* **Raw records**
— BEGIN —

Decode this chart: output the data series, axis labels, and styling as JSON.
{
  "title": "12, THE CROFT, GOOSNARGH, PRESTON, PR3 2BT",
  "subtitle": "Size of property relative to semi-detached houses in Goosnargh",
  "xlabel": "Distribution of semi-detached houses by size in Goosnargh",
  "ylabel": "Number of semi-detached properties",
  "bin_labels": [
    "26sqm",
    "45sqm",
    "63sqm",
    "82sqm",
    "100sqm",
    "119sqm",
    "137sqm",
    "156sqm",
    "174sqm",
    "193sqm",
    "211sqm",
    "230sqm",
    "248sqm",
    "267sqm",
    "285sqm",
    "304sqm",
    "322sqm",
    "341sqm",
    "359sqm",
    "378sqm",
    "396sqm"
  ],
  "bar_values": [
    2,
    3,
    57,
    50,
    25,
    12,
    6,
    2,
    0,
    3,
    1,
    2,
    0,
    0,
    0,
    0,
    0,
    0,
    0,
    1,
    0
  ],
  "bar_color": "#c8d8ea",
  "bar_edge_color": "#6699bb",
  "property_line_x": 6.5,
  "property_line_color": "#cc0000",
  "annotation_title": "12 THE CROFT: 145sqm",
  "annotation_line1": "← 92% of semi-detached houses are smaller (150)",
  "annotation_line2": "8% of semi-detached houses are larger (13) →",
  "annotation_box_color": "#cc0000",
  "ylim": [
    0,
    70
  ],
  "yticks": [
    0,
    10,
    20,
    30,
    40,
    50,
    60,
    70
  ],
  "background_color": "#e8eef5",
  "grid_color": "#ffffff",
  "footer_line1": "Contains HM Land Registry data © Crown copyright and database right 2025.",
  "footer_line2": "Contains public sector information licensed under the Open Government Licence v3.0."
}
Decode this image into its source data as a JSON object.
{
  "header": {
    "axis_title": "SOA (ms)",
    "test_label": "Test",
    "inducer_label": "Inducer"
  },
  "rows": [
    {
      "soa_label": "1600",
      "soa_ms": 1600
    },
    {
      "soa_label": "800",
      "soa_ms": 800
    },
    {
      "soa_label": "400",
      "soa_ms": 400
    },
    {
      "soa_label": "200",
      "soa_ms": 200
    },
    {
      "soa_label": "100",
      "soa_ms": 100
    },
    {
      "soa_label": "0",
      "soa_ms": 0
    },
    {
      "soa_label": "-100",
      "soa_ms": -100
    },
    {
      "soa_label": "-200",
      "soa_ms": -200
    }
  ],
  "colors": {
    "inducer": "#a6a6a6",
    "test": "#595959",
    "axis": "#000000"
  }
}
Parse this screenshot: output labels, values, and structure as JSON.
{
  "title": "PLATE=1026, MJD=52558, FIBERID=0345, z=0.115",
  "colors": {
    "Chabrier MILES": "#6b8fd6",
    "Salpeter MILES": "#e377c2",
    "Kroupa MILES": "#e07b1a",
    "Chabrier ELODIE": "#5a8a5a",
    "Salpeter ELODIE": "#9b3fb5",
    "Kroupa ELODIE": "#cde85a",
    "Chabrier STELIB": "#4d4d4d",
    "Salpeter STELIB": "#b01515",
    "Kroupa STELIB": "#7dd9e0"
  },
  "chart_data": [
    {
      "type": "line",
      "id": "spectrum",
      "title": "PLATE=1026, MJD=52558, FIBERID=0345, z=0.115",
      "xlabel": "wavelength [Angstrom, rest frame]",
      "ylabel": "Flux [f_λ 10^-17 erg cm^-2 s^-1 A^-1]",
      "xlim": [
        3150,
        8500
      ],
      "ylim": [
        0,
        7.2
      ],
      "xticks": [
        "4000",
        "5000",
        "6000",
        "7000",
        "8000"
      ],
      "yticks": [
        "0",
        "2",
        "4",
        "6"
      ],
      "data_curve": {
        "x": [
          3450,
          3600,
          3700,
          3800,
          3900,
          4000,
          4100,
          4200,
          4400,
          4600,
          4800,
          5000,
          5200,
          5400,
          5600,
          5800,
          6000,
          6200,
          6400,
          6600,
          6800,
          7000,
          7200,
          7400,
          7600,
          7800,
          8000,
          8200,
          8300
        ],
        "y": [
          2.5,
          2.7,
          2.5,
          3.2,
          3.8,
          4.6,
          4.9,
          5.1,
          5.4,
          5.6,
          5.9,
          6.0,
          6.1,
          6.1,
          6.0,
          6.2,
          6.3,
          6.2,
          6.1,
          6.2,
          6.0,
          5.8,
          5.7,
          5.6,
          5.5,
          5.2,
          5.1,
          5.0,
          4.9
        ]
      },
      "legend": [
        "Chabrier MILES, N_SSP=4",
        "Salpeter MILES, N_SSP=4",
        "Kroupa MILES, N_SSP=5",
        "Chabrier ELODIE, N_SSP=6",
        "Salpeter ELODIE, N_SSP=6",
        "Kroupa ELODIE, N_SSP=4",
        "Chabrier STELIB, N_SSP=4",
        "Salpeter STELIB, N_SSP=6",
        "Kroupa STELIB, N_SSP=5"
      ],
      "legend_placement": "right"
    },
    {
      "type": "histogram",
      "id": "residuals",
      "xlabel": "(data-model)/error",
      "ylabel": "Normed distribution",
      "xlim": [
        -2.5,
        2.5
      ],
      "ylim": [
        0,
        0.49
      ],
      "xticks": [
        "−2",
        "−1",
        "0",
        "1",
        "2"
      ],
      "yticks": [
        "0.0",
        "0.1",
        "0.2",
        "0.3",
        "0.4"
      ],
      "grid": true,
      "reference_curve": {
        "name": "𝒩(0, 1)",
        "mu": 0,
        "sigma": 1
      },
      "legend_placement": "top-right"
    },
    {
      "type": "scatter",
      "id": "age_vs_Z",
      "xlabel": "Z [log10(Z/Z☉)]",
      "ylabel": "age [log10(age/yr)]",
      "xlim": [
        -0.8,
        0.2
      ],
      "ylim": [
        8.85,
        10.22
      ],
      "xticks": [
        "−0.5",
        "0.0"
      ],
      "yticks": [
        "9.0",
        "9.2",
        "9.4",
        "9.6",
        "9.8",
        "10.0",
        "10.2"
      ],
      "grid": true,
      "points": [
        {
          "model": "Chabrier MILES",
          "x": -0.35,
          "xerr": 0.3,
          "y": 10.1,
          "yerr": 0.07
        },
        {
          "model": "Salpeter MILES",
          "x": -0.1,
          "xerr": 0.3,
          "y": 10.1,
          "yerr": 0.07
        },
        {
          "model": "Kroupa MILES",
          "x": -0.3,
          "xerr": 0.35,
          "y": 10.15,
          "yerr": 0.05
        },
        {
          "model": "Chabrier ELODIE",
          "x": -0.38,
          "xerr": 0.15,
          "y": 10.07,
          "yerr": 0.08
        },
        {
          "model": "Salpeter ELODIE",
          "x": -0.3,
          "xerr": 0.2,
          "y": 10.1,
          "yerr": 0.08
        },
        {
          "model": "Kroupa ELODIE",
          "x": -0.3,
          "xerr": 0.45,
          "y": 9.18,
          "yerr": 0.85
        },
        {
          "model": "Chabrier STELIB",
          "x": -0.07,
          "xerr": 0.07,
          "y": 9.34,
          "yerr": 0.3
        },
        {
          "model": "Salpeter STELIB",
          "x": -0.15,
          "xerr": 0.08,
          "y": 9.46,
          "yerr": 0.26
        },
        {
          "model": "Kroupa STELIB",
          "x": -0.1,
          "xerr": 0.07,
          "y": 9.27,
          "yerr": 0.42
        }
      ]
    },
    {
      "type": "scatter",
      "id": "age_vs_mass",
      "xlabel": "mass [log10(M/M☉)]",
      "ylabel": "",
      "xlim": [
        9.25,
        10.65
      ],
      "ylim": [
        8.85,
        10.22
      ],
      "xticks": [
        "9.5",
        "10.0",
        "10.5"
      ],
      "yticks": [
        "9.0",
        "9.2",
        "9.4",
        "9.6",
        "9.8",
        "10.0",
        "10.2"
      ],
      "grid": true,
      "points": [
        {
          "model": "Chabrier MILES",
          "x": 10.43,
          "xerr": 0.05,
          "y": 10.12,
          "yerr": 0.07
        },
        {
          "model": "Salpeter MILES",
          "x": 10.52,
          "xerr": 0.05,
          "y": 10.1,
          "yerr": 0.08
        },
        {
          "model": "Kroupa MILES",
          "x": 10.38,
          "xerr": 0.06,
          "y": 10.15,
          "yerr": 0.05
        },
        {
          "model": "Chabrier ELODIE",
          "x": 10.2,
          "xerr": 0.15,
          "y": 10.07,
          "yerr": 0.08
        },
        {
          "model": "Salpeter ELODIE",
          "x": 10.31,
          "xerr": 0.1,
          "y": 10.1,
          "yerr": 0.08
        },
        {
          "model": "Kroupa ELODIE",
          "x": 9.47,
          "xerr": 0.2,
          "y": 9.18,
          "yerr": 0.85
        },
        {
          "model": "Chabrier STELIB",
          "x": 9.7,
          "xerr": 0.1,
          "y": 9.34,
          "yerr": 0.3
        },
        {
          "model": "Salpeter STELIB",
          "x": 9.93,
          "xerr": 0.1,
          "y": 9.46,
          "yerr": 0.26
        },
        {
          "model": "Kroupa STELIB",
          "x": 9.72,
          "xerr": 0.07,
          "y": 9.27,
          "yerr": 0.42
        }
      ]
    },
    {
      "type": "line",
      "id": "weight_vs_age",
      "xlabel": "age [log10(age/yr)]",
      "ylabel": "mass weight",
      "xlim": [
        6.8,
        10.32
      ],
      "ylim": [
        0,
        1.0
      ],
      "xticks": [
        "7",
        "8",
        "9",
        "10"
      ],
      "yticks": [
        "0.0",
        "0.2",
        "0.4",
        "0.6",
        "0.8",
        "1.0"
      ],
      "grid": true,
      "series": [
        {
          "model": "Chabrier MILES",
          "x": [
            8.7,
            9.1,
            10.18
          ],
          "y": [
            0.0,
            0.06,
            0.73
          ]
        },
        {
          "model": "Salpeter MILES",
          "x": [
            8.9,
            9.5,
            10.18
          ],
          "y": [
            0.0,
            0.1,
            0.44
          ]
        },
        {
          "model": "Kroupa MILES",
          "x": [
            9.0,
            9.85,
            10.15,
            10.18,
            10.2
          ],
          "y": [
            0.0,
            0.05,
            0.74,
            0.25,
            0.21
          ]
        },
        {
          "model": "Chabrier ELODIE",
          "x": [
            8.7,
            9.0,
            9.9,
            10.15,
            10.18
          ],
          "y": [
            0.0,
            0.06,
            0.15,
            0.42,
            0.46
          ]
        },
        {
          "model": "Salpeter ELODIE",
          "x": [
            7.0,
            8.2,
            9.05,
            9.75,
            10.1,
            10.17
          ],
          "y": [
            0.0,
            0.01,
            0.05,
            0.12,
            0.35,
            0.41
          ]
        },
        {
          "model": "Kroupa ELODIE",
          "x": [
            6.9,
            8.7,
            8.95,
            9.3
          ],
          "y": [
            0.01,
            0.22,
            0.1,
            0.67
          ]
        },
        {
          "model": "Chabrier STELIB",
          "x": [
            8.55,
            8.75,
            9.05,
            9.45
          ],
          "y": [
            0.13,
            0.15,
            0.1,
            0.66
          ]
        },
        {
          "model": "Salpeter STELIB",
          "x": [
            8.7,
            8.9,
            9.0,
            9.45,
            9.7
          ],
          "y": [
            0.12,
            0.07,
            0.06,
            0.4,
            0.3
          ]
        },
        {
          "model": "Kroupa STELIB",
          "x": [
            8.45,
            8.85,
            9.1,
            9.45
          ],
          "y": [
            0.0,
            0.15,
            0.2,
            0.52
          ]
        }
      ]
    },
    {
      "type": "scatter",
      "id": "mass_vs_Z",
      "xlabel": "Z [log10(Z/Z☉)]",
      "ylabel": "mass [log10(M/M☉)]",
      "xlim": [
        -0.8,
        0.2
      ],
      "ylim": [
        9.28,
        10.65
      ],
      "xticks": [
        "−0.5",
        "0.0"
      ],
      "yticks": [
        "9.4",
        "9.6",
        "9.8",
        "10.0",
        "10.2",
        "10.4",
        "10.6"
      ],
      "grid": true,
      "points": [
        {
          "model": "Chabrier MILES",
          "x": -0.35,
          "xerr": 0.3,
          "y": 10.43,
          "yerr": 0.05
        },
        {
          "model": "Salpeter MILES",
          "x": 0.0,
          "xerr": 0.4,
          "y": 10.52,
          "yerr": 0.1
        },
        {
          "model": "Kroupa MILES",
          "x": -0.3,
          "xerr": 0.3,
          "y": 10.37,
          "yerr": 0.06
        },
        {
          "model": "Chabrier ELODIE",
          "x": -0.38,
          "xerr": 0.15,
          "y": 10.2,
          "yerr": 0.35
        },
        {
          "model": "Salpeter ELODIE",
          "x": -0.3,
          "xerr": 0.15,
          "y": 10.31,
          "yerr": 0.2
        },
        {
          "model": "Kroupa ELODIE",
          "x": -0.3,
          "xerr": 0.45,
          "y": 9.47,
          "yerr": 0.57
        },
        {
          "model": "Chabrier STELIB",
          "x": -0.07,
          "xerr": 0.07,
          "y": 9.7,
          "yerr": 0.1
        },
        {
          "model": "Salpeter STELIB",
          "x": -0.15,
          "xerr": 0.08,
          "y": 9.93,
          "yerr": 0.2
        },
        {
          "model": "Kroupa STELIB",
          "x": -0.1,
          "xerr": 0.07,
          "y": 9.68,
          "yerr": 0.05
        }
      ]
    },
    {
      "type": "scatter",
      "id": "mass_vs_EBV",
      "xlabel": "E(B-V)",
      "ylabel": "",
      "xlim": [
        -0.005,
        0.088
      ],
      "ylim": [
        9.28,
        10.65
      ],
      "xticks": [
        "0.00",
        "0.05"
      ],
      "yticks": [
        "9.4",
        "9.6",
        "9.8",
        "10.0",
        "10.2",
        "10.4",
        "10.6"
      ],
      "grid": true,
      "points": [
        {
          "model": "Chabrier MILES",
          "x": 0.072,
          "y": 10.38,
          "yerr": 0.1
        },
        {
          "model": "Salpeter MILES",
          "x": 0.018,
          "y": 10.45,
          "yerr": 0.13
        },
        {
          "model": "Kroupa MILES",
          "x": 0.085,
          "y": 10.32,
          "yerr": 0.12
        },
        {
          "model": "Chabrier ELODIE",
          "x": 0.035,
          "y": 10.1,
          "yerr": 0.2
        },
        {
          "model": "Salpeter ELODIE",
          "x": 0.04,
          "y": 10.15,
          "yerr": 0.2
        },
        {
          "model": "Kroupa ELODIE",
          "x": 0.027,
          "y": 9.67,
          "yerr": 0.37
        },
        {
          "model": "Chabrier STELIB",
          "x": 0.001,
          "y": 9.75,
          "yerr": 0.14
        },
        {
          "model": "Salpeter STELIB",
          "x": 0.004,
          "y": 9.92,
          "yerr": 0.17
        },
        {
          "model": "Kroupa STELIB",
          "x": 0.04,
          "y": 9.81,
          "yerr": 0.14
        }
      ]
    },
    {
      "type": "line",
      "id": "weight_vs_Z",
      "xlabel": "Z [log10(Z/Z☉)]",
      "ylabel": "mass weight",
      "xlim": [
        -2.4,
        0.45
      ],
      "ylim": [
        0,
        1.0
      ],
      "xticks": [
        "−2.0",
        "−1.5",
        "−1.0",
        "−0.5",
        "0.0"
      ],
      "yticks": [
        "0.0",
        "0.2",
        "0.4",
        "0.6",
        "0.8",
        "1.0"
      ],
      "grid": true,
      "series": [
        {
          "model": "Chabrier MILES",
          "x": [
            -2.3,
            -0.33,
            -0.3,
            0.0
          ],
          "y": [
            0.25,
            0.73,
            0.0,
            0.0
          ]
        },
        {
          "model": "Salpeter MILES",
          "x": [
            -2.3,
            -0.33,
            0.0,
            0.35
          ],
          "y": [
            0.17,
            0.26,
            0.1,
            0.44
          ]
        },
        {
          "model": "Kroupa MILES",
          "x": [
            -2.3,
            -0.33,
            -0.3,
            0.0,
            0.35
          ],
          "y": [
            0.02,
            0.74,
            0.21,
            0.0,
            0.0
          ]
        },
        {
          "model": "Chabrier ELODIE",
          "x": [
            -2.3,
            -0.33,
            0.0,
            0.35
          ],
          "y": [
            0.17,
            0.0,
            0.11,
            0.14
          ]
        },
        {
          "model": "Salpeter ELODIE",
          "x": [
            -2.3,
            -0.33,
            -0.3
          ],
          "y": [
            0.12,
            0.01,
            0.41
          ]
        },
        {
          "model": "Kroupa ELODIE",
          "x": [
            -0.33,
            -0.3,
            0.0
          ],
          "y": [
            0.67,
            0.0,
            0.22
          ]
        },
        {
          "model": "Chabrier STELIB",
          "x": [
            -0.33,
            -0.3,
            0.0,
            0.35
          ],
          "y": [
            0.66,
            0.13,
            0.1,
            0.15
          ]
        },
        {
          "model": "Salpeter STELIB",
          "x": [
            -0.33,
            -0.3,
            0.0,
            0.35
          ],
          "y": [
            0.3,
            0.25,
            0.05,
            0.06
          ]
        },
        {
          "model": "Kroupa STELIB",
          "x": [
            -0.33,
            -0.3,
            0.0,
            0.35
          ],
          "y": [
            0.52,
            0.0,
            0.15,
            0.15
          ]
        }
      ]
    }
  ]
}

— END —

* **Problem requirements**
Pick out the lines that include the word "output" and write them out.

* **Problem solution**
Decode this chart: output the data series, axis labels, and styling as JSON.
Parse this screenshot: output labels, values, and structure as JSON.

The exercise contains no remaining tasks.